SOURCE RECORDS –

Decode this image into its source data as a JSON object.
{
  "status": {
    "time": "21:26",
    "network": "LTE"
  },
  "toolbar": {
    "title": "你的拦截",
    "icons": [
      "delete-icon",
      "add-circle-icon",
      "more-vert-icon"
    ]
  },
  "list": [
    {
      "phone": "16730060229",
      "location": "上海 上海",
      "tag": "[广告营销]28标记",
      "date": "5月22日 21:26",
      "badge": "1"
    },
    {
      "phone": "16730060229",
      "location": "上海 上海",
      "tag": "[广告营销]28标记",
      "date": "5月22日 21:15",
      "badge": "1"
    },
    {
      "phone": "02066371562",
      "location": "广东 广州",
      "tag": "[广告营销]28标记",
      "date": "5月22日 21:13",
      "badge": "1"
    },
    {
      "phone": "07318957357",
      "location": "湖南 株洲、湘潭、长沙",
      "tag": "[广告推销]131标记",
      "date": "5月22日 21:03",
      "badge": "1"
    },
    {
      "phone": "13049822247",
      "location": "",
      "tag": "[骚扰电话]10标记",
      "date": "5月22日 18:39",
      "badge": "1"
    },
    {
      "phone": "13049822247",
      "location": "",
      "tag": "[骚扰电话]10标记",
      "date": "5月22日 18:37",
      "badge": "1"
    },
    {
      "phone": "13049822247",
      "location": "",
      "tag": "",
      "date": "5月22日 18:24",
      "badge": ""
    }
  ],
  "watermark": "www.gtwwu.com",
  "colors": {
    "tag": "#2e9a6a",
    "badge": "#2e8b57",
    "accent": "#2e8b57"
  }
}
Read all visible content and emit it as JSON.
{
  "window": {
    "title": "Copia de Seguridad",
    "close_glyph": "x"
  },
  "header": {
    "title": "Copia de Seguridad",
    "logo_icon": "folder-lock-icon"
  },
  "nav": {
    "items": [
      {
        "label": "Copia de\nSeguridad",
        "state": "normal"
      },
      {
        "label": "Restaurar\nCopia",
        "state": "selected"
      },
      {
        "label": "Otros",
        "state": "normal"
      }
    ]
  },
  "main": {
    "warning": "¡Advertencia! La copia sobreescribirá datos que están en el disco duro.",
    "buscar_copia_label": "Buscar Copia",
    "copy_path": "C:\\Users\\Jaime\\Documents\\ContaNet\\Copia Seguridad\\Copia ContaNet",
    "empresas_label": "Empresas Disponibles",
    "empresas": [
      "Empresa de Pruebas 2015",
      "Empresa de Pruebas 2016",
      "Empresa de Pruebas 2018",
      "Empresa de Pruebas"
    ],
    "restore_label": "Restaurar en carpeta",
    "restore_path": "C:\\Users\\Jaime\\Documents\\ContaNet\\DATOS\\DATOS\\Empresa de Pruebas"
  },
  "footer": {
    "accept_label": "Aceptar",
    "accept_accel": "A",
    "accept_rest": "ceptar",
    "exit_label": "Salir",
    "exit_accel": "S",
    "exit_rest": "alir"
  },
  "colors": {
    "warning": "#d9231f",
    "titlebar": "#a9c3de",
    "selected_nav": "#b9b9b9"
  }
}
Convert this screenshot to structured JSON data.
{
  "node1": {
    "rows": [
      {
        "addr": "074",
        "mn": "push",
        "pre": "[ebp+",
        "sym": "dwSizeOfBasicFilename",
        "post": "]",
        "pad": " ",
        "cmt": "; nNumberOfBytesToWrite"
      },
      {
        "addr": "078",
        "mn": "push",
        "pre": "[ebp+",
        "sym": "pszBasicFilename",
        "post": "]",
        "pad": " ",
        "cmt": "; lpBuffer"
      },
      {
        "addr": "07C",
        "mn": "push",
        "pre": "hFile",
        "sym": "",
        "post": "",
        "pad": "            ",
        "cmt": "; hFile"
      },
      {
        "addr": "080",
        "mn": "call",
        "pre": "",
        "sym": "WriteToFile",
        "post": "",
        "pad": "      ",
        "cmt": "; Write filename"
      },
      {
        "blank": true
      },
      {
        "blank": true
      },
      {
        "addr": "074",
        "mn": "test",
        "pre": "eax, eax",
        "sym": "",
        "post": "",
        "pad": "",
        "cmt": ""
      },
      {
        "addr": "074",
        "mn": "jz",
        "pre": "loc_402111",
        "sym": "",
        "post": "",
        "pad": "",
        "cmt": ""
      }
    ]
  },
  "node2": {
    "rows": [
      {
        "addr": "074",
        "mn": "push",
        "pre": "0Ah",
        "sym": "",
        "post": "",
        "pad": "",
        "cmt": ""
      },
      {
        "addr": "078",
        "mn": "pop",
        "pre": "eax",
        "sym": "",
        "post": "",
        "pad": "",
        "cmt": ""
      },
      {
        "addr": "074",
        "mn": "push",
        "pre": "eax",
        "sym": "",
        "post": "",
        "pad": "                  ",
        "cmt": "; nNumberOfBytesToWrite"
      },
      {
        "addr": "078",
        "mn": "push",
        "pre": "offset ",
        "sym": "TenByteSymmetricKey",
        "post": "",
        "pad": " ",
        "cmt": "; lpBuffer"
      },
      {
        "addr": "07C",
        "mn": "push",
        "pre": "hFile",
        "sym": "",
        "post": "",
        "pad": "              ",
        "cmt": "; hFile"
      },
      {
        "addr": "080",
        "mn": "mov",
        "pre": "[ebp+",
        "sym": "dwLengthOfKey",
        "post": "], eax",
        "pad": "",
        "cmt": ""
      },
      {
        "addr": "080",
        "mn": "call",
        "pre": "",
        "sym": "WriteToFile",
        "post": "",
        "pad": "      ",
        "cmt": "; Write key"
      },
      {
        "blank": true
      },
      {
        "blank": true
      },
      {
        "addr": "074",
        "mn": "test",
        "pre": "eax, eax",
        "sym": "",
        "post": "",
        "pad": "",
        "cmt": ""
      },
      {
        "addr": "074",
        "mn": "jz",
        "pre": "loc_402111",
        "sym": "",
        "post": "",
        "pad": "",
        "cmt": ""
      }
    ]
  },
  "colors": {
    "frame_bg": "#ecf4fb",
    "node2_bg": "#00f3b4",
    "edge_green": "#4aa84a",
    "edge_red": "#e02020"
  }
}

WHAT YOU NEED TO DO –
Emit the full listing verbatim.

FINAL RESULT –
Decode this image into its source data as a JSON object.
{
  "status": {
    "time": "21:26",
    "network": "LTE"
  },
  "toolbar": {
    "title": "你的拦截",
    "icons": [
      "delete-icon",
      "add-circle-icon",
      "more-vert-icon"
    ]
  },
  "list": [
    {
      "phone": "16730060229",
      "location": "上海 上海",
      "tag": "[广告营销]28标记",
      "date": "5月22日 21:26",
      "badge": "1"
    },
    {
      "phone": "16730060229",
      "location": "上海 上海",
      "tag": "[广告营销]28标记",
      "date": "5月22日 21:15",
      "badge": "1"
    },
    {
      "phone": "02066371562",
      "location": "广东 广州",
      "tag": "[广告营销]28标记",
      "date": "5月22日 21:13",
      "badge": "1"
    },
    {
      "phone": "07318957357",
      "location": "湖南 株洲、湘潭、长沙",
      "tag": "[广告推销]131标记",
      "date": "5月22日 21:03",
      "badge": "1"
    },
    {
      "phone": "13049822247",
      "location": "",
      "tag": "[骚扰电话]10标记",
      "date": "5月22日 18:39",
      "badge": "1"
    },
    {
      "phone": "13049822247",
      "location": "",
      "tag": "[骚扰电话]10标记",
      "date": "5月22日 18:37",
      "badge": "1"
    },
    {
      "phone": "13049822247",
      "location": "",
      "tag": "",
      "date": "5月22日 18:24",
      "badge": ""
    }
  ],
  "watermark": "www.gtwwu.com",
  "colors": {
    "tag": "#2e9a6a",
    "badge": "#2e8b57",
    "accent": "#2e8b57"
  }
}
Read all visible content and emit it as JSON.
{
  "window": {
    "title": "Copia de Seguridad",
    "close_glyph": "x"
  },
  "header": {
    "title": "Copia de Seguridad",
    "logo_icon": "folder-lock-icon"
  },
  "nav": {
    "items": [
      {
        "label": "Copia de\nSeguridad",
        "state": "normal"
      },
      {
        "label": "Restaurar\nCopia",
        "state": "selected"
      },
      {
        "label": "Otros",
        "state": "normal"
      }
    ]
  },
  "main": {
    "warning": "¡Advertencia! La copia sobreescribirá datos que están en el disco duro.",
    "buscar_copia_label": "Buscar Copia",
    "copy_path": "C:\\Users\\Jaime\\Documents\\ContaNet\\Copia Seguridad\\Copia ContaNet",
    "empresas_label": "Empresas Disponibles",
    "empresas": [
      "Empresa de Pruebas 2015",
      "Empresa de Pruebas 2016",
      "Empresa de Pruebas 2018",
      "Empresa de Pruebas"
    ],
    "restore_label": "Restaurar en carpeta",
    "restore_path": "C:\\Users\\Jaime\\Documents\\ContaNet\\DATOS\\DATOS\\Empresa de Pruebas"
  },
  "footer": {
    "accept_label": "Aceptar",
    "accept_accel": "A",
    "accept_rest": "ceptar",
    "exit_label": "Salir",
    "exit_accel": "S",
    "exit_rest": "alir"
  },
  "colors": {
    "warning": "#d9231f",
    "titlebar": "#a9c3de",
    "selected_nav": "#b9b9b9"
  }
}
Convert this screenshot to structured JSON data.
{
  "node1": {
    "rows": [
      {
        "addr": "074",
        "mn": "push",
        "pre": "[ebp+",
        "sym": "dwSizeOfBasicFilename",
        "post": "]",
        "pad": " ",
        "cmt": "; nNumberOfBytesToWrite"
      },
      {
        "addr": "078",
        "mn": "push",
        "pre": "[ebp+",
        "sym": "pszBasicFilename",
        "post": "]",
        "pad": " ",
        "cmt": "; lpBuffer"
      },
      {
        "addr": "07C",
        "mn": "push",
        "pre": "hFile",
        "sym": "",
        "post": "",
        "pad": "            ",
        "cmt": "; hFile"
      },
      {
        "addr": "080",
        "mn": "call",
        "pre": "",
        "sym": "WriteToFile",
        "post": "",
        "pad": "      ",
        "cmt": "; Write filename"
      },
      {
        "blank": true
      },
      {
        "blank": true
      },
      {
        "addr": "074",
        "mn": "test",
        "pre": "eax, eax",
        "sym": "",
        "post": "",
        "pad": "",
        "cmt": ""
      },
      {
        "addr": "074",
        "mn": "jz",
        "pre": "loc_402111",
        "sym": "",
        "post": "",
        "pad": "",
        "cmt": ""
      }
    ]
  },
  "node2": {
    "rows": [
      {
        "addr": "074",
        "mn": "push",
        "pre": "0Ah",
        "sym": "",
        "post": "",
        "pad": "",
        "cmt": ""
      },
      {
        "addr": "078",
        "mn": "pop",
        "pre": "eax",
        "sym": "",
        "post": "",
        "pad": "",
        "cmt": ""
      },
      {
        "addr": "074",
        "mn": "push",
        "pre": "eax",
        "sym": "",
        "post": "",
        "pad": "                  ",
        "cmt": "; nNumberOfBytesToWrite"
      },
      {
        "addr": "078",
        "mn": "push",
        "pre": "offset ",
        "sym": "TenByteSymmetricKey",
        "post": "",
        "pad": " ",
        "cmt": "; lpBuffer"
      },
      {
        "addr": "07C",
        "mn": "push",
        "pre": "hFile",
        "sym": "",
        "post": "",
        "pad": "              ",
        "cmt": "; hFile"
      },
      {
        "addr": "080",
        "mn": "mov",
        "pre": "[ebp+",
        "sym": "dwLengthOfKey",
        "post": "], eax",
        "pad": "",
        "cmt": ""
      },
      {
        "addr": "080",
        "mn": "call",
        "pre": "",
        "sym": "WriteToFile",
        "post": "",
        "pad": "      ",
        "cmt": "; Write key"
      },
      {
        "blank": true
      },
      {
        "blank": true
      },
      {
        "addr": "074",
        "mn": "test",
        "pre": "eax, eax",
        "sym": "",
        "post": "",
        "pad": "",
        "cmt": ""
      },
      {
        "addr": "074",
        "mn": "jz",
        "pre": "loc_402111",
        "sym": "",
        "post": "",
        "pad": "",
        "cmt": ""
      }
    ]
  },
  "colors": {
    "frame_bg": "#ecf4fb",
    "node2_bg": "#00f3b4",
    "edge_green": "#4aa84a",
    "edge_red": "#e02020"
  }
}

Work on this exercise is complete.